### PROVIDED ENTRIES
===============
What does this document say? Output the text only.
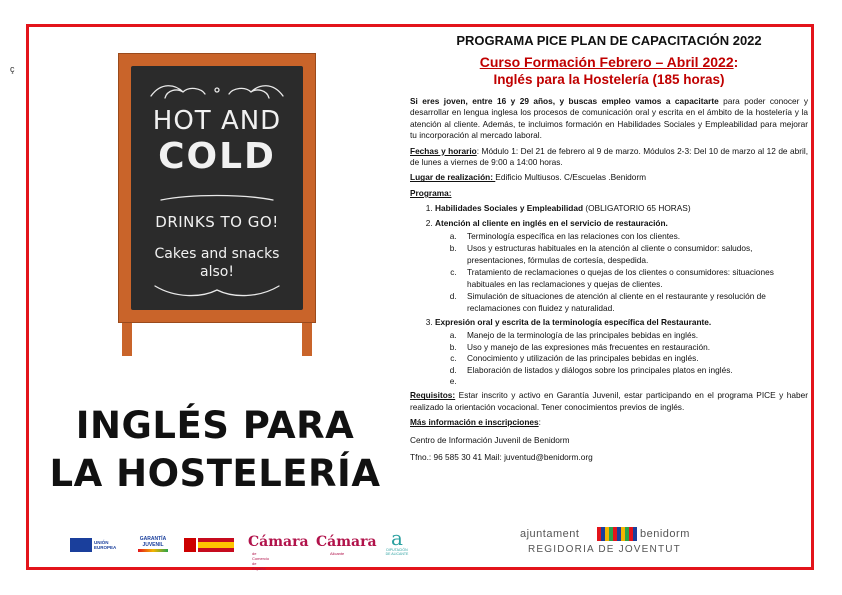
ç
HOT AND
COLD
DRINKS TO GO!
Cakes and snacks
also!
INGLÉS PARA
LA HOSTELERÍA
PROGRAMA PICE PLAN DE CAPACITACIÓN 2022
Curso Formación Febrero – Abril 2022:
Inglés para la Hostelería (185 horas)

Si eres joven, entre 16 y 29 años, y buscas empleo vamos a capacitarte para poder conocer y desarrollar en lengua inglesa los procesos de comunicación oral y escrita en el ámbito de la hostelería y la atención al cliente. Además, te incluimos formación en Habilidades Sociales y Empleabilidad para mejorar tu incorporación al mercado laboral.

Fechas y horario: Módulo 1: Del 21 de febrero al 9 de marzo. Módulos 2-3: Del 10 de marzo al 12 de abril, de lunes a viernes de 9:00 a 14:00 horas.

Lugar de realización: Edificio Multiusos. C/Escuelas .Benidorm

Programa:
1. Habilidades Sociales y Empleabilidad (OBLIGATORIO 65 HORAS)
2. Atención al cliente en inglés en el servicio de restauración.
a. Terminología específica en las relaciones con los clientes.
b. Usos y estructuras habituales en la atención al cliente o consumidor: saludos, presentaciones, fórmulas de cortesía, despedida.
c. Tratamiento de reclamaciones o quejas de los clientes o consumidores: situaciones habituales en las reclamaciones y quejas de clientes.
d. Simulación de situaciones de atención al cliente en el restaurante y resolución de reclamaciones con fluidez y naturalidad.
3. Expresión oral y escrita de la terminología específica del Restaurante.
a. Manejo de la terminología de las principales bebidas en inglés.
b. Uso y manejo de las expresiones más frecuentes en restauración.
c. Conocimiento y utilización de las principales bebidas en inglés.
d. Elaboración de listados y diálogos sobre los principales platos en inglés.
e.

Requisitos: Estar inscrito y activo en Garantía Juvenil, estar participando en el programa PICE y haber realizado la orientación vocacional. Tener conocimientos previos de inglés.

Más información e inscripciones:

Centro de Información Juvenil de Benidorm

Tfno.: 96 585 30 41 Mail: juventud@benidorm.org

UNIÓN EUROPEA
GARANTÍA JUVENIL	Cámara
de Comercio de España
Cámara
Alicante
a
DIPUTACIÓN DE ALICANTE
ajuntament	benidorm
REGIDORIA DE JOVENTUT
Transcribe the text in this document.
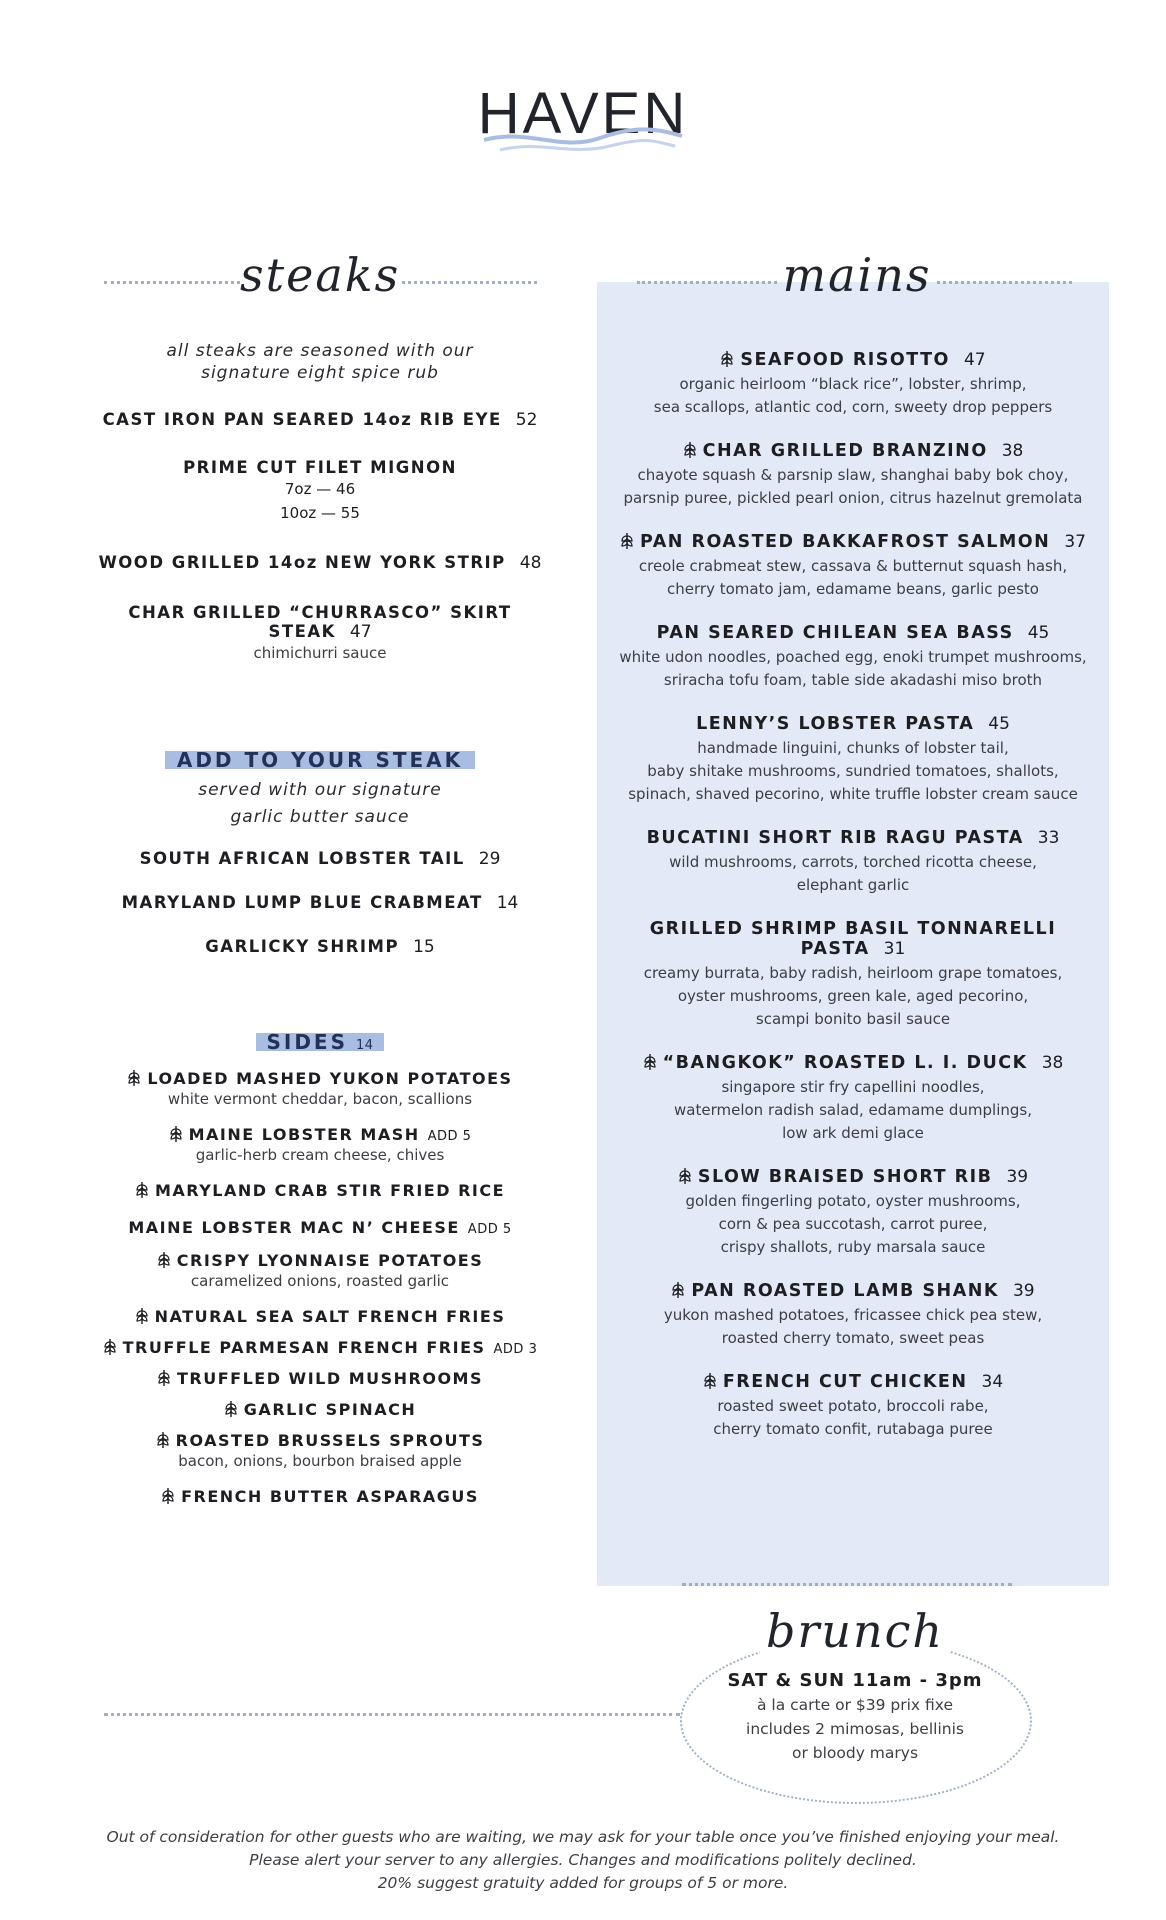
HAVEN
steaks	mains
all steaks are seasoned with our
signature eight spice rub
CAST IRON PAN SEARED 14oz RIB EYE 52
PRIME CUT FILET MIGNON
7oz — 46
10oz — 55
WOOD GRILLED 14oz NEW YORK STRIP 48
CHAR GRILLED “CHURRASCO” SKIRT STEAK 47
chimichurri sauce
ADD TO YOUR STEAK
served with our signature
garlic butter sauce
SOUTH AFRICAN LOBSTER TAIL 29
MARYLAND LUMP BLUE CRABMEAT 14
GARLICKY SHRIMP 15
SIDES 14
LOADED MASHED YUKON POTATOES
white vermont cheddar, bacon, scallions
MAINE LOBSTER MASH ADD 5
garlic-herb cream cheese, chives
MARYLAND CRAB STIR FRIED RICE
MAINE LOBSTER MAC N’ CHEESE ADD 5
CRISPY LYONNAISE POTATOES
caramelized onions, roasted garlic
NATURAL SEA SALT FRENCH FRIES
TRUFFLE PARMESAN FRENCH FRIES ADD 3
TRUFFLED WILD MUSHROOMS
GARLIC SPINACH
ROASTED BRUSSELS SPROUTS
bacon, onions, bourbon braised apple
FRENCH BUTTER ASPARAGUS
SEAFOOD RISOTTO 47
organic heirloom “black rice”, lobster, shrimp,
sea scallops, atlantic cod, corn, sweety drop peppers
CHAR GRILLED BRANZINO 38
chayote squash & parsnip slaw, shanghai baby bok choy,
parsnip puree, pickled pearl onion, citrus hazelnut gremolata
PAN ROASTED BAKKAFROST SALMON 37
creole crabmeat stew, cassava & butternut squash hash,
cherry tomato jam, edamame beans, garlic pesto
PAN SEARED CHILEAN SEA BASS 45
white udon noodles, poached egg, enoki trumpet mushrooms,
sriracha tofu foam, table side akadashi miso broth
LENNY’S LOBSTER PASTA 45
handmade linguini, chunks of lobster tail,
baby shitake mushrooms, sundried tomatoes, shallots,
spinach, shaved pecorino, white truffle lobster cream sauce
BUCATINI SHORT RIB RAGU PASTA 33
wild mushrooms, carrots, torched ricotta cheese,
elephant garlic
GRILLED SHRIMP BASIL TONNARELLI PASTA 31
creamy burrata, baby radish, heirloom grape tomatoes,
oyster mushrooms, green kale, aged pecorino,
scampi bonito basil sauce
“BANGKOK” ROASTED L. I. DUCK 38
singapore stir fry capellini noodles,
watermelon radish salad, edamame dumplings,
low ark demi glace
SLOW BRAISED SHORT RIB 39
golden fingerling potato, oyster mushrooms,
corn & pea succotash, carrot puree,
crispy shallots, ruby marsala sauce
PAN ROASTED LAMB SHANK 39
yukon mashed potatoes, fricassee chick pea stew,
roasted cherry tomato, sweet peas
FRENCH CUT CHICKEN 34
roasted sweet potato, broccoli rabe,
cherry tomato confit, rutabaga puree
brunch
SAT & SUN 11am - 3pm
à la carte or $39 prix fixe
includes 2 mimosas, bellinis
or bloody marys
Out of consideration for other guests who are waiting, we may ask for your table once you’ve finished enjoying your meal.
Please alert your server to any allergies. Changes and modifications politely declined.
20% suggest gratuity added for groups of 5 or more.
===============
### STATED GOAL
Print the listing above in full, exactly as written. Omit any pictures.

### FULL OUTPUT
What does this document say? Output the text only.
ç
HOT AND
COLD
DRINKS TO GO!
Cakes and snacks
also!
INGLÉS PARA
LA HOSTELERÍA
PROGRAMA PICE PLAN DE CAPACITACIÓN 2022
Curso Formación Febrero – Abril 2022:
Inglés para la Hostelería (185 horas)

Si eres joven, entre 16 y 29 años, y buscas empleo vamos a capacitarte para poder conocer y desarrollar en lengua inglesa los procesos de comunicación oral y escrita en el ámbito de la hostelería y la atención al cliente. Además, te incluimos formación en Habilidades Sociales y Empleabilidad para mejorar tu incorporación al mercado laboral.

Fechas y horario: Módulo 1: Del 21 de febrero al 9 de marzo. Módulos 2-3: Del 10 de marzo al 12 de abril, de lunes a viernes de 9:00 a 14:00 horas.

Lugar de realización: Edificio Multiusos. C/Escuelas .Benidorm

Programa:
1. Habilidades Sociales y Empleabilidad (OBLIGATORIO 65 HORAS)
2. Atención al cliente en inglés en el servicio de restauración.
a. Terminología específica en las relaciones con los clientes.
b. Usos y estructuras habituales en la atención al cliente o consumidor: saludos, presentaciones, fórmulas de cortesía, despedida.
c. Tratamiento de reclamaciones o quejas de los clientes o consumidores: situaciones habituales en las reclamaciones y quejas de clientes.
d. Simulación de situaciones de atención al cliente en el restaurante y resolución de reclamaciones con fluidez y naturalidad.
3. Expresión oral y escrita de la terminología específica del Restaurante.
a. Manejo de la terminología de las principales bebidas en inglés.
b. Uso y manejo de las expresiones más frecuentes en restauración.
c. Conocimiento y utilización de las principales bebidas en inglés.
d. Elaboración de listados y diálogos sobre los principales platos en inglés.
e.

Requisitos: Estar inscrito y activo en Garantía Juvenil, estar participando en el programa PICE y haber realizado la orientación vocacional. Tener conocimientos previos de inglés.

Más información e inscripciones:

Centro de Información Juvenil de Benidorm

Tfno.: 96 585 30 41 Mail: juventud@benidorm.org

UNIÓN EUROPEA
GARANTÍA JUVENIL	Cámara
de Comercio de España
Cámara
Alicante
a
DIPUTACIÓN DE ALICANTE
ajuntament	benidorm
REGIDORIA DE JOVENTUT
Transcribe the text in this document.
HAVEN
steaks	mains
all steaks are seasoned with our
signature eight spice rub
CAST IRON PAN SEARED 14oz RIB EYE 52
PRIME CUT FILET MIGNON
7oz — 46
10oz — 55
WOOD GRILLED 14oz NEW YORK STRIP 48
CHAR GRILLED “CHURRASCO” SKIRT STEAK 47
chimichurri sauce
ADD TO YOUR STEAK
served with our signature
garlic butter sauce
SOUTH AFRICAN LOBSTER TAIL 29
MARYLAND LUMP BLUE CRABMEAT 14
GARLICKY SHRIMP 15
SIDES 14
LOADED MASHED YUKON POTATOES
white vermont cheddar, bacon, scallions
MAINE LOBSTER MASH ADD 5
garlic-herb cream cheese, chives
MARYLAND CRAB STIR FRIED RICE
MAINE LOBSTER MAC N’ CHEESE ADD 5
CRISPY LYONNAISE POTATOES
caramelized onions, roasted garlic
NATURAL SEA SALT FRENCH FRIES
TRUFFLE PARMESAN FRENCH FRIES ADD 3
TRUFFLED WILD MUSHROOMS
GARLIC SPINACH
ROASTED BRUSSELS SPROUTS
bacon, onions, bourbon braised apple
FRENCH BUTTER ASPARAGUS
SEAFOOD RISOTTO 47
organic heirloom “black rice”, lobster, shrimp,
sea scallops, atlantic cod, corn, sweety drop peppers
CHAR GRILLED BRANZINO 38
chayote squash & parsnip slaw, shanghai baby bok choy,
parsnip puree, pickled pearl onion, citrus hazelnut gremolata
PAN ROASTED BAKKAFROST SALMON 37
creole crabmeat stew, cassava & butternut squash hash,
cherry tomato jam, edamame beans, garlic pesto
PAN SEARED CHILEAN SEA BASS 45
white udon noodles, poached egg, enoki trumpet mushrooms,
sriracha tofu foam, table side akadashi miso broth
LENNY’S LOBSTER PASTA 45
handmade linguini, chunks of lobster tail,
baby shitake mushrooms, sundried tomatoes, shallots,
spinach, shaved pecorino, white truffle lobster cream sauce
BUCATINI SHORT RIB RAGU PASTA 33
wild mushrooms, carrots, torched ricotta cheese,
elephant garlic
GRILLED SHRIMP BASIL TONNARELLI PASTA 31
creamy burrata, baby radish, heirloom grape tomatoes,
oyster mushrooms, green kale, aged pecorino,
scampi bonito basil sauce
“BANGKOK” ROASTED L. I. DUCK 38
singapore stir fry capellini noodles,
watermelon radish salad, edamame dumplings,
low ark demi glace
SLOW BRAISED SHORT RIB 39
golden fingerling potato, oyster mushrooms,
corn & pea succotash, carrot puree,
crispy shallots, ruby marsala sauce
PAN ROASTED LAMB SHANK 39
yukon mashed potatoes, fricassee chick pea stew,
roasted cherry tomato, sweet peas
FRENCH CUT CHICKEN 34
roasted sweet potato, broccoli rabe,
cherry tomato confit, rutabaga puree
brunch
SAT & SUN 11am - 3pm
à la carte or $39 prix fixe
includes 2 mimosas, bellinis
or bloody marys
Out of consideration for other guests who are waiting, we may ask for your table once you’ve finished enjoying your meal.
Please alert your server to any allergies. Changes and modifications politely declined.
20% suggest gratuity added for groups of 5 or more.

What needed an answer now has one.